■ Goal of the exercise:
Show every line in the records below that contains the word "have".

■ Input material:
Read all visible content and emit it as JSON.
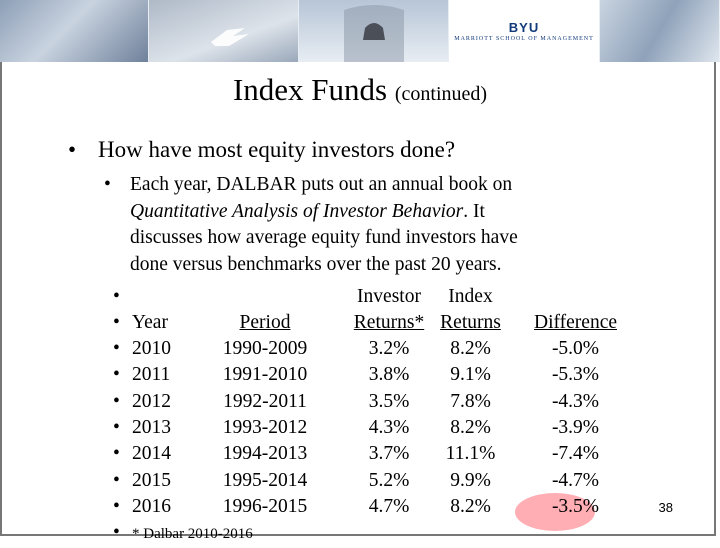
{
  "logo": {
    "name": "BYU",
    "subtitle": "MARRIOTT SCHOOL OF MANAGEMENT"
  },
  "title": {
    "main": "Index Funds",
    "sub": "(continued)"
  },
  "bullet": "How have most equity investors done?",
  "paragraph": {
    "lead": "Each year, DALBAR puts out an annual  book on ",
    "book": "Quantitative Analysis of Investor Behavior",
    "rest1": ".  It",
    "line3": "discusses how average equity fund investors have",
    "line4": "done versus benchmarks over the past 20 years."
  },
  "bullet_glyph": "•",
  "table": {
    "header_top": {
      "investor": "Investor",
      "index": "Index"
    },
    "headers": [
      "Year",
      "Period",
      "Returns*",
      "Returns",
      "Difference"
    ],
    "rows": [
      [
        "2010",
        "1990-2009",
        "3.2%",
        "8.2%",
        "-5.0%"
      ],
      [
        "2011",
        "1991-2010",
        "3.8%",
        "9.1%",
        "-5.3%"
      ],
      [
        "2012",
        "1992-2011",
        "3.5%",
        "7.8%",
        "-4.3%"
      ],
      [
        "2013",
        "1993-2012",
        "4.3%",
        "8.2%",
        "-3.9%"
      ],
      [
        "2014",
        "1994-2013",
        "3.7%",
        "11.1%",
        "-7.4%"
      ],
      [
        "2015",
        "1995-2014",
        "5.2%",
        "9.9%",
        "-4.7%"
      ],
      [
        "2016",
        "1996-2015",
        "4.7%",
        "8.2%",
        "-3.5%"
      ]
    ],
    "footnote": "* Dalbar 2010-2016"
  },
  "page_number": "38",
  "highlight_color": "#ff7882"
}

■ Task result:
  "bullet": "How have most equity investors done?",
    "line3": "discusses how average equity fund investors have",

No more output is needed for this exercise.